Given instruction
Write out each line beneath this one exactly as it reads.

(Collected data entries)
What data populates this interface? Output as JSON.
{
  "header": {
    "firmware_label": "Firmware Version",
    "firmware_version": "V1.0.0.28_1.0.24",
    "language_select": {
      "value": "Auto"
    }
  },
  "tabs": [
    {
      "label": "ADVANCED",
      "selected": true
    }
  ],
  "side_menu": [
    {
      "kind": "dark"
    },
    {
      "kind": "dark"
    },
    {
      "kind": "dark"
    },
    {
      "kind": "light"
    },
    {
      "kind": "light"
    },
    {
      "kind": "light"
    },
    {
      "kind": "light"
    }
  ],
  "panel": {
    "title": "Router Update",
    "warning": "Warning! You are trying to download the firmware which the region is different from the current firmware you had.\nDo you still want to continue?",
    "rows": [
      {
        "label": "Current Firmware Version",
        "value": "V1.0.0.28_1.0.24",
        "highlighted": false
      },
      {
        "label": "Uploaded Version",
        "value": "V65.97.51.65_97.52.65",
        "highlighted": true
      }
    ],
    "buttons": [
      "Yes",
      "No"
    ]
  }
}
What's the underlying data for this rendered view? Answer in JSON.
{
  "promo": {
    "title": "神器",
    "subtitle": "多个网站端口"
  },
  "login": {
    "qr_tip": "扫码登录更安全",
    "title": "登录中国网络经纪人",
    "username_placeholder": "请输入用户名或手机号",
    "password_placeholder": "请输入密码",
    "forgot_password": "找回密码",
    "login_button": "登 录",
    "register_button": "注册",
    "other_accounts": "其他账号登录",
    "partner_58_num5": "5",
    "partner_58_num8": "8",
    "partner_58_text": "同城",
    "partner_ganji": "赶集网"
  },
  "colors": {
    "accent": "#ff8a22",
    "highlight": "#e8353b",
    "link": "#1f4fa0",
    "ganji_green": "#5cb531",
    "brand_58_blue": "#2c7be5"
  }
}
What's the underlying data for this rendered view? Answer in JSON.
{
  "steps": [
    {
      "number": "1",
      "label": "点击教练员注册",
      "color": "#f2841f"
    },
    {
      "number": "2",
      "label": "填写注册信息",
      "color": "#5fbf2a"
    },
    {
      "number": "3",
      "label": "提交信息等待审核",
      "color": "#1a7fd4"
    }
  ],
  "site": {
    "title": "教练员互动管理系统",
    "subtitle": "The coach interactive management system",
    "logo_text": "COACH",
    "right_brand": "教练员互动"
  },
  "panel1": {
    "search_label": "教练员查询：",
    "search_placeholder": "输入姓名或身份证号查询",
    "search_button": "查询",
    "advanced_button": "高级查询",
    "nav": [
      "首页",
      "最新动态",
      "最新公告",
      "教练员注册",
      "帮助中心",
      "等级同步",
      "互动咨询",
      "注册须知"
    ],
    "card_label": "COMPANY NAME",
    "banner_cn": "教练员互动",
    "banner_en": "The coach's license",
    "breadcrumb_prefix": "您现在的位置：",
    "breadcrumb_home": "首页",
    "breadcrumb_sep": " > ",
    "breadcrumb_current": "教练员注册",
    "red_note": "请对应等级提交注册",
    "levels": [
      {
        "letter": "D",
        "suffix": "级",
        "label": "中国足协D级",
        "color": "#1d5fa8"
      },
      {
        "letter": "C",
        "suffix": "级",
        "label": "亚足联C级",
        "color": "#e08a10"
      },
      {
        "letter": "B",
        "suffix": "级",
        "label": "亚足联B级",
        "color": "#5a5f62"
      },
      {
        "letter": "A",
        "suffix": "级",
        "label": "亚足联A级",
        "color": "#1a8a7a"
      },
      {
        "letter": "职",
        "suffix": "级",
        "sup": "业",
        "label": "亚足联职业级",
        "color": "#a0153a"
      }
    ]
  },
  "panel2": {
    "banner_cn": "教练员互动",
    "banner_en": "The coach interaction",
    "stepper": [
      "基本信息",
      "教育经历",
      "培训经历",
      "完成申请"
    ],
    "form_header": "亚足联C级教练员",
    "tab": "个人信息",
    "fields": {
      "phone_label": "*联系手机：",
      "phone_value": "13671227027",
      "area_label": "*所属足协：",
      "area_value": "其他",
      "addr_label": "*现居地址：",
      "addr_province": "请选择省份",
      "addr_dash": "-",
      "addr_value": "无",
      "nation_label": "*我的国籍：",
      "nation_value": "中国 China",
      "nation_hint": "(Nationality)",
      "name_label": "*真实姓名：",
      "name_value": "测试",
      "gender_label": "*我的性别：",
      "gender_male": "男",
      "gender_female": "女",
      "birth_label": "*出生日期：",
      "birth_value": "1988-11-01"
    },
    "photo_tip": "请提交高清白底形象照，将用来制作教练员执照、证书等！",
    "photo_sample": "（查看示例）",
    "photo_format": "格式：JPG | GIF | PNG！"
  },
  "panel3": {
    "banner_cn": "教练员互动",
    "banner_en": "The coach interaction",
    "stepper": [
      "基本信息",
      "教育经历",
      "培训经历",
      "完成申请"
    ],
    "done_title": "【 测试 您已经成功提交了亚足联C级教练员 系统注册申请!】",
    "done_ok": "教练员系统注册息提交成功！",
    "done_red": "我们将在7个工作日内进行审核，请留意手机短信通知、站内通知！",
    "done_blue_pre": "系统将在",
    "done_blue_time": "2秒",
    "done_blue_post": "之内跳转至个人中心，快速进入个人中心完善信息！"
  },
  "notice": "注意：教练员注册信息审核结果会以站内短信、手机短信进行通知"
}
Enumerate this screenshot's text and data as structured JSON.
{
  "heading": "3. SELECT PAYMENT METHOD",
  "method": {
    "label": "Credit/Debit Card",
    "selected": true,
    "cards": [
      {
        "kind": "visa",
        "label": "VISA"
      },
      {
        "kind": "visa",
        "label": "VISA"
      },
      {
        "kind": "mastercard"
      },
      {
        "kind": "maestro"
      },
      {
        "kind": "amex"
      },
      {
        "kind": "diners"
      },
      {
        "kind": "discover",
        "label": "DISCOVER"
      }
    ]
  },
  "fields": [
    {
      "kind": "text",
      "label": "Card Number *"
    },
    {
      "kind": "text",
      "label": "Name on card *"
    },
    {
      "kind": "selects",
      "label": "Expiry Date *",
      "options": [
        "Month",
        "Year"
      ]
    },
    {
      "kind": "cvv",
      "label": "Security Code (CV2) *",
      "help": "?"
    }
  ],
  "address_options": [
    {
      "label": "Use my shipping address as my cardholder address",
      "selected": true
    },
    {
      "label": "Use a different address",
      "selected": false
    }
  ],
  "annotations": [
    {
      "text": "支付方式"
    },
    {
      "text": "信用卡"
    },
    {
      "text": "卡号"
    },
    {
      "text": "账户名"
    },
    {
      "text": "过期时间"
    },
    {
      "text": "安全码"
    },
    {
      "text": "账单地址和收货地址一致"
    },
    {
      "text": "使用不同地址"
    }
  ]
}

Exercise result
What data populates this interface? Output as JSON.
{
  "header": {
    "firmware_label": "Firmware Version",
    "firmware_version": "V1.0.0.28_1.0.24",
    "language_select": {
      "value": "Auto"
    }
  },
  "tabs": [
    {
      "label": "ADVANCED",
      "selected": true
    }
  ],
  "side_menu": [
    {
      "kind": "dark"
    },
    {
      "kind": "dark"
    },
    {
      "kind": "dark"
    },
    {
      "kind": "light"
    },
    {
      "kind": "light"
    },
    {
      "kind": "light"
    },
    {
      "kind": "light"
    }
  ],
  "panel": {
    "title": "Router Update",
    "warning": "Warning! You are trying to download the firmware which the region is different from the current firmware you had.\nDo you still want to continue?",
    "rows": [
      {
        "label": "Current Firmware Version",
        "value": "V1.0.0.28_1.0.24",
        "highlighted": false
      },
      {
        "label": "Uploaded Version",
        "value": "V65.97.51.65_97.52.65",
        "highlighted": true
      }
    ],
    "buttons": [
      "Yes",
      "No"
    ]
  }
}
What's the underlying data for this rendered view? Answer in JSON.
{
  "promo": {
    "title": "神器",
    "subtitle": "多个网站端口"
  },
  "login": {
    "qr_tip": "扫码登录更安全",
    "title": "登录中国网络经纪人",
    "username_placeholder": "请输入用户名或手机号",
    "password_placeholder": "请输入密码",
    "forgot_password": "找回密码",
    "login_button": "登 录",
    "register_button": "注册",
    "other_accounts": "其他账号登录",
    "partner_58_num5": "5",
    "partner_58_num8": "8",
    "partner_58_text": "同城",
    "partner_ganji": "赶集网"
  },
  "colors": {
    "accent": "#ff8a22",
    "highlight": "#e8353b",
    "link": "#1f4fa0",
    "ganji_green": "#5cb531",
    "brand_58_blue": "#2c7be5"
  }
}
What's the underlying data for this rendered view? Answer in JSON.
{
  "steps": [
    {
      "number": "1",
      "label": "点击教练员注册",
      "color": "#f2841f"
    },
    {
      "number": "2",
      "label": "填写注册信息",
      "color": "#5fbf2a"
    },
    {
      "number": "3",
      "label": "提交信息等待审核",
      "color": "#1a7fd4"
    }
  ],
  "site": {
    "title": "教练员互动管理系统",
    "subtitle": "The coach interactive management system",
    "logo_text": "COACH",
    "right_brand": "教练员互动"
  },
  "panel1": {
    "search_label": "教练员查询：",
    "search_placeholder": "输入姓名或身份证号查询",
    "search_button": "查询",
    "advanced_button": "高级查询",
    "nav": [
      "首页",
      "最新动态",
      "最新公告",
      "教练员注册",
      "帮助中心",
      "等级同步",
      "互动咨询",
      "注册须知"
    ],
    "card_label": "COMPANY NAME",
    "banner_cn": "教练员互动",
    "banner_en": "The coach's license",
    "breadcrumb_prefix": "您现在的位置：",
    "breadcrumb_home": "首页",
    "breadcrumb_sep": " > ",
    "breadcrumb_current": "教练员注册",
    "red_note": "请对应等级提交注册",
    "levels": [
      {
        "letter": "D",
        "suffix": "级",
        "label": "中国足协D级",
        "color": "#1d5fa8"
      },
      {
        "letter": "C",
        "suffix": "级",
        "label": "亚足联C级",
        "color": "#e08a10"
      },
      {
        "letter": "B",
        "suffix": "级",
        "label": "亚足联B级",
        "color": "#5a5f62"
      },
      {
        "letter": "A",
        "suffix": "级",
        "label": "亚足联A级",
        "color": "#1a8a7a"
      },
      {
        "letter": "职",
        "suffix": "级",
        "sup": "业",
        "label": "亚足联职业级",
        "color": "#a0153a"
      }
    ]
  },
  "panel2": {
    "banner_cn": "教练员互动",
    "banner_en": "The coach interaction",
    "stepper": [
      "基本信息",
      "教育经历",
      "培训经历",
      "完成申请"
    ],
    "form_header": "亚足联C级教练员",
    "tab": "个人信息",
    "fields": {
      "phone_label": "*联系手机：",
      "phone_value": "13671227027",
      "area_label": "*所属足协：",
      "area_value": "其他",
      "addr_label": "*现居地址：",
      "addr_province": "请选择省份",
      "addr_dash": "-",
      "addr_value": "无",
      "nation_label": "*我的国籍：",
      "nation_value": "中国 China",
      "nation_hint": "(Nationality)",
      "name_label": "*真实姓名：",
      "name_value": "测试",
      "gender_label": "*我的性别：",
      "gender_male": "男",
      "gender_female": "女",
      "birth_label": "*出生日期：",
      "birth_value": "1988-11-01"
    },
    "photo_tip": "请提交高清白底形象照，将用来制作教练员执照、证书等！",
    "photo_sample": "（查看示例）",
    "photo_format": "格式：JPG | GIF | PNG！"
  },
  "panel3": {
    "banner_cn": "教练员互动",
    "banner_en": "The coach interaction",
    "stepper": [
      "基本信息",
      "教育经历",
      "培训经历",
      "完成申请"
    ],
    "done_title": "【 测试 您已经成功提交了亚足联C级教练员 系统注册申请!】",
    "done_ok": "教练员系统注册息提交成功！",
    "done_red": "我们将在7个工作日内进行审核，请留意手机短信通知、站内通知！",
    "done_blue_pre": "系统将在",
    "done_blue_time": "2秒",
    "done_blue_post": "之内跳转至个人中心，快速进入个人中心完善信息！"
  },
  "notice": "注意：教练员注册信息审核结果会以站内短信、手机短信进行通知"
}
Enumerate this screenshot's text and data as structured JSON.
{
  "heading": "3. SELECT PAYMENT METHOD",
  "method": {
    "label": "Credit/Debit Card",
    "selected": true,
    "cards": [
      {
        "kind": "visa",
        "label": "VISA"
      },
      {
        "kind": "visa",
        "label": "VISA"
      },
      {
        "kind": "mastercard"
      },
      {
        "kind": "maestro"
      },
      {
        "kind": "amex"
      },
      {
        "kind": "diners"
      },
      {
        "kind": "discover",
        "label": "DISCOVER"
      }
    ]
  },
  "fields": [
    {
      "kind": "text",
      "label": "Card Number *"
    },
    {
      "kind": "text",
      "label": "Name on card *"
    },
    {
      "kind": "selects",
      "label": "Expiry Date *",
      "options": [
        "Month",
        "Year"
      ]
    },
    {
      "kind": "cvv",
      "label": "Security Code (CV2) *",
      "help": "?"
    }
  ],
  "address_options": [
    {
      "label": "Use my shipping address as my cardholder address",
      "selected": true
    },
    {
      "label": "Use a different address",
      "selected": false
    }
  ],
  "annotations": [
    {
      "text": "支付方式"
    },
    {
      "text": "信用卡"
    },
    {
      "text": "卡号"
    },
    {
      "text": "账户名"
    },
    {
      "text": "过期时间"
    },
    {
      "text": "安全码"
    },
    {
      "text": "账单地址和收货地址一致"
    },
    {
      "text": "使用不同地址"
    }
  ]
}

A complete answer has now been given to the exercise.